— begin Provided material —

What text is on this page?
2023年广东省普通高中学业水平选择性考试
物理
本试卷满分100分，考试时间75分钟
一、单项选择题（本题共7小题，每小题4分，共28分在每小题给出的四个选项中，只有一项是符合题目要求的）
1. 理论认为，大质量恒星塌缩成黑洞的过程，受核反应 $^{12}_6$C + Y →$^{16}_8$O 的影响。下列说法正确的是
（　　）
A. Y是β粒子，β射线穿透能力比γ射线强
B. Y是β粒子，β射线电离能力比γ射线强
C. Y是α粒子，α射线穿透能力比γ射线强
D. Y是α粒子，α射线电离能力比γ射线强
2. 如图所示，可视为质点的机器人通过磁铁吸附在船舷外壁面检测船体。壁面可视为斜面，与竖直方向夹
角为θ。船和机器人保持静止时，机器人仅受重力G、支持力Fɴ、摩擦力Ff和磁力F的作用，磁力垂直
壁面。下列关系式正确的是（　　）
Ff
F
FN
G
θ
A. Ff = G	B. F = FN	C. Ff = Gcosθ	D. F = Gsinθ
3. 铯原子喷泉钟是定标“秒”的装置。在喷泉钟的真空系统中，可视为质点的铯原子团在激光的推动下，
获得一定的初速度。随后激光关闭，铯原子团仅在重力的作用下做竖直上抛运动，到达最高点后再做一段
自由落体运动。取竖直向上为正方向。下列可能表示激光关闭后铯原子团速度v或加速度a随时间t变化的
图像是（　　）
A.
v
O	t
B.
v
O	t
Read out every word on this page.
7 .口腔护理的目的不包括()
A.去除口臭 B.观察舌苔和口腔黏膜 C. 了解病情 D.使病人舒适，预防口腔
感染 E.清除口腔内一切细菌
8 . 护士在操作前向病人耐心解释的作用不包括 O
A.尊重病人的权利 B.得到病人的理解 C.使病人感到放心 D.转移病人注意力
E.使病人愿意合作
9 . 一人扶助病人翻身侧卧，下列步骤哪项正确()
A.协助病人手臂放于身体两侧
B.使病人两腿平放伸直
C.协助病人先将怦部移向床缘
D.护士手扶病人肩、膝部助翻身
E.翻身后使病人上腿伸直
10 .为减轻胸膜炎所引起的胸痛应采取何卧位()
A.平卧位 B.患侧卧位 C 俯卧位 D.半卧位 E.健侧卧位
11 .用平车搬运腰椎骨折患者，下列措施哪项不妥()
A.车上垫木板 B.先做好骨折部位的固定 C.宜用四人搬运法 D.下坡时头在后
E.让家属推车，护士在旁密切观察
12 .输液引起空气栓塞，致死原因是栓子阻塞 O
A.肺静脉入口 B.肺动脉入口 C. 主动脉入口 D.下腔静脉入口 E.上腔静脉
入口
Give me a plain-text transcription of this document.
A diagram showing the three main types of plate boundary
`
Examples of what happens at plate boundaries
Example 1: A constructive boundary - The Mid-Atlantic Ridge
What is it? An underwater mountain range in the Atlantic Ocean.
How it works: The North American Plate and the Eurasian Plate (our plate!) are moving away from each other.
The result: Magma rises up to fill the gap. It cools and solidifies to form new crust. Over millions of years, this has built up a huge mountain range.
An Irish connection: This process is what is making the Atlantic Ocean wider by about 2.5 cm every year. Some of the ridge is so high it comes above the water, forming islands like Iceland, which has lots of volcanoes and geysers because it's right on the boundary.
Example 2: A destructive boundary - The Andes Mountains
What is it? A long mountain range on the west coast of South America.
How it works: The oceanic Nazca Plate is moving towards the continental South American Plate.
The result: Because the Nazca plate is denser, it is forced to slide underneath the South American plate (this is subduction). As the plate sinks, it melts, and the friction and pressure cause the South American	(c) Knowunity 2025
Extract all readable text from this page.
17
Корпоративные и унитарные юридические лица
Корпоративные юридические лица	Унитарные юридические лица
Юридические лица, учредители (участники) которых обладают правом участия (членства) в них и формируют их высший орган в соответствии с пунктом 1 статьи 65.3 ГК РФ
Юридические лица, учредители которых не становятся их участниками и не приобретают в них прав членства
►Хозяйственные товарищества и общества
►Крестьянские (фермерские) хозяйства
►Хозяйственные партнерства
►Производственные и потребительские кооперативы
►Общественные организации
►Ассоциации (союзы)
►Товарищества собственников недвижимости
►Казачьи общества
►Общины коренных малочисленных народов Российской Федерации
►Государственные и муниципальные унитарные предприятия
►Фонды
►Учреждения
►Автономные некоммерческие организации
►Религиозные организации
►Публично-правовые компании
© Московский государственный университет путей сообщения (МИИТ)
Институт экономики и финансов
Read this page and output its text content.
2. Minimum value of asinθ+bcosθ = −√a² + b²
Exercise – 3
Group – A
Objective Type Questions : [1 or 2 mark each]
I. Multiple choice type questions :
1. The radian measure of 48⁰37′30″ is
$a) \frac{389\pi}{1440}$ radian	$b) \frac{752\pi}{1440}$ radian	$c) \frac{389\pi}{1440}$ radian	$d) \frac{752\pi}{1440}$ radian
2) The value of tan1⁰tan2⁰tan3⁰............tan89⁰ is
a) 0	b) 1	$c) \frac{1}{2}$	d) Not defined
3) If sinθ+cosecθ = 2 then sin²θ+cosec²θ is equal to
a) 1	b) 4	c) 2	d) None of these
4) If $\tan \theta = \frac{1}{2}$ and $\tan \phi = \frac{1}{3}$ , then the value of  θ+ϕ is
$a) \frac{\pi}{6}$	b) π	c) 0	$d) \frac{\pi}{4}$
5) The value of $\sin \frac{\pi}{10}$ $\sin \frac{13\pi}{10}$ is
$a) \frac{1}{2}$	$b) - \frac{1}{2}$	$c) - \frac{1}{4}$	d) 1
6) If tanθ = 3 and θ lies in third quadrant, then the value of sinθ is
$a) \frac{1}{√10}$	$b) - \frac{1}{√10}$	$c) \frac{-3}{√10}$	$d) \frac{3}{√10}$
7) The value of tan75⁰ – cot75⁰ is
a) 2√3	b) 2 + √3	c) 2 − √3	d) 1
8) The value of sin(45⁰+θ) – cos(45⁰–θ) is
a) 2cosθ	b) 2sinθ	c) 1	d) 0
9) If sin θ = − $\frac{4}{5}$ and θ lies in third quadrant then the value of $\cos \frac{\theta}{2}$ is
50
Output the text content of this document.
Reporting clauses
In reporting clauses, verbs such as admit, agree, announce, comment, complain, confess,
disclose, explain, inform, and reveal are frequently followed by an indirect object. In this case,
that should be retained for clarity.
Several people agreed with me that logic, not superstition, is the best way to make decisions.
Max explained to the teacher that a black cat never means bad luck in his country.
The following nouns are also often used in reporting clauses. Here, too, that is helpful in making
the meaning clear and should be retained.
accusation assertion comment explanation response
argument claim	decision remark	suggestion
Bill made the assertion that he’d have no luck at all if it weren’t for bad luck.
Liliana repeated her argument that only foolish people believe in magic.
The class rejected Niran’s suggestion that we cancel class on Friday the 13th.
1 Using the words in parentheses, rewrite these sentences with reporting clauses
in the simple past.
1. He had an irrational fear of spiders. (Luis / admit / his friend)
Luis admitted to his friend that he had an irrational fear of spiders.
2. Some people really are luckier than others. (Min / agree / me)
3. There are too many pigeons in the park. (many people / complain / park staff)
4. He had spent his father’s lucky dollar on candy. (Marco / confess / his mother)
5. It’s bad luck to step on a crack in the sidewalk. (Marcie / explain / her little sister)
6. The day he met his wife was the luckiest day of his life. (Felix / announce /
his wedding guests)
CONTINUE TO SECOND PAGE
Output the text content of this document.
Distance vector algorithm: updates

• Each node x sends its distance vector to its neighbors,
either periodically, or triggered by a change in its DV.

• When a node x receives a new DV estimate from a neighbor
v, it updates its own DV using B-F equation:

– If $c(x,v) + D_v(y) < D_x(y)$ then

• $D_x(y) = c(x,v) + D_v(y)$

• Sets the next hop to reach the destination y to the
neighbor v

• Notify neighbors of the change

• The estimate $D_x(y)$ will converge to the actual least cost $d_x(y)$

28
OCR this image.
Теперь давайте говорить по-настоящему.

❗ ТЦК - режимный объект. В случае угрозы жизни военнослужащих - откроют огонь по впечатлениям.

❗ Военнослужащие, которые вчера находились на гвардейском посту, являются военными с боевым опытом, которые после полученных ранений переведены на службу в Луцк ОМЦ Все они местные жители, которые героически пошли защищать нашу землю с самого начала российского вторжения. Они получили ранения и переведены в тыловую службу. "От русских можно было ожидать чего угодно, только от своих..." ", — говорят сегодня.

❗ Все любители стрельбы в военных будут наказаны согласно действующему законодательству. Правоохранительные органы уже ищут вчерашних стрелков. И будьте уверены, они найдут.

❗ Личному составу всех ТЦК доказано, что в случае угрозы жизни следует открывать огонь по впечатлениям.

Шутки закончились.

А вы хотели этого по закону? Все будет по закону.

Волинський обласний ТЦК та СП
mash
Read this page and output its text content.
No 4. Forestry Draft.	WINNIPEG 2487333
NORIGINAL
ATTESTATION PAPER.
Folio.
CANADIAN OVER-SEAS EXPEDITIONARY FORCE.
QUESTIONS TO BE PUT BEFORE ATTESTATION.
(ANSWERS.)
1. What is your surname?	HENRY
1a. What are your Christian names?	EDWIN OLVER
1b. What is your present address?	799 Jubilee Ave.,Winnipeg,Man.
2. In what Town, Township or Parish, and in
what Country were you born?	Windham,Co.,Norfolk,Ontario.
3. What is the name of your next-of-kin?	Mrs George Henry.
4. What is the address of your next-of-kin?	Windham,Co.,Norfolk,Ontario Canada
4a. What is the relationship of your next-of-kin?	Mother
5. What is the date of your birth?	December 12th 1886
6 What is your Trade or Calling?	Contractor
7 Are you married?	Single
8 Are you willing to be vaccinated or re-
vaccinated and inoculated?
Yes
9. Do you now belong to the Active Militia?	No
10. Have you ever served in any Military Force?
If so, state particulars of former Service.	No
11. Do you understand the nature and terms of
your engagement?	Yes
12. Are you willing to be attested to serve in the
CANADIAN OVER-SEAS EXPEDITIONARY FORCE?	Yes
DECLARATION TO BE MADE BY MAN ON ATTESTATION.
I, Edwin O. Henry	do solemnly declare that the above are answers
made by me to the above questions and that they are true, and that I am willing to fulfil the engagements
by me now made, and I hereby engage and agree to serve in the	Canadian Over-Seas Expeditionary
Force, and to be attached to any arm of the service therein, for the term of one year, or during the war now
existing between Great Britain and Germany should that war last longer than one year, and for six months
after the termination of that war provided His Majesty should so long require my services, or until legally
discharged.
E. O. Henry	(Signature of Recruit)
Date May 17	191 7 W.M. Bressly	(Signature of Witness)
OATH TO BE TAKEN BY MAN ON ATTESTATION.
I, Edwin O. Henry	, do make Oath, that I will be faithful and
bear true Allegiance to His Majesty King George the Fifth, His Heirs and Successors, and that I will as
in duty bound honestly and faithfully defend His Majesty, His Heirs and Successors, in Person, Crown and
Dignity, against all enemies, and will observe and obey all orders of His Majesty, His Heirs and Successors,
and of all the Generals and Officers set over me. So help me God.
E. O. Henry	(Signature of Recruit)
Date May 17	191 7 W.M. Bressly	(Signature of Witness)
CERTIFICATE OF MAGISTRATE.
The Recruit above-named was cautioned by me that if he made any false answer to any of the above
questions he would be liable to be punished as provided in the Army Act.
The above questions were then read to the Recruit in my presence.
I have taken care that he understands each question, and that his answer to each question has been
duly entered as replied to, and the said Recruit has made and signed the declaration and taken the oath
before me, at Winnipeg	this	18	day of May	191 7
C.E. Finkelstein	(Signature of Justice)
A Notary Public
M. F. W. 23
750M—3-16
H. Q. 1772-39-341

— end Provided material —

From the data above, copy each line that holds "these".

* _Completed exercise_:
a) 1	b) 4	c) 2	d) None of these
1 Using the words in parentheses, rewrite these sentences with reporting clauses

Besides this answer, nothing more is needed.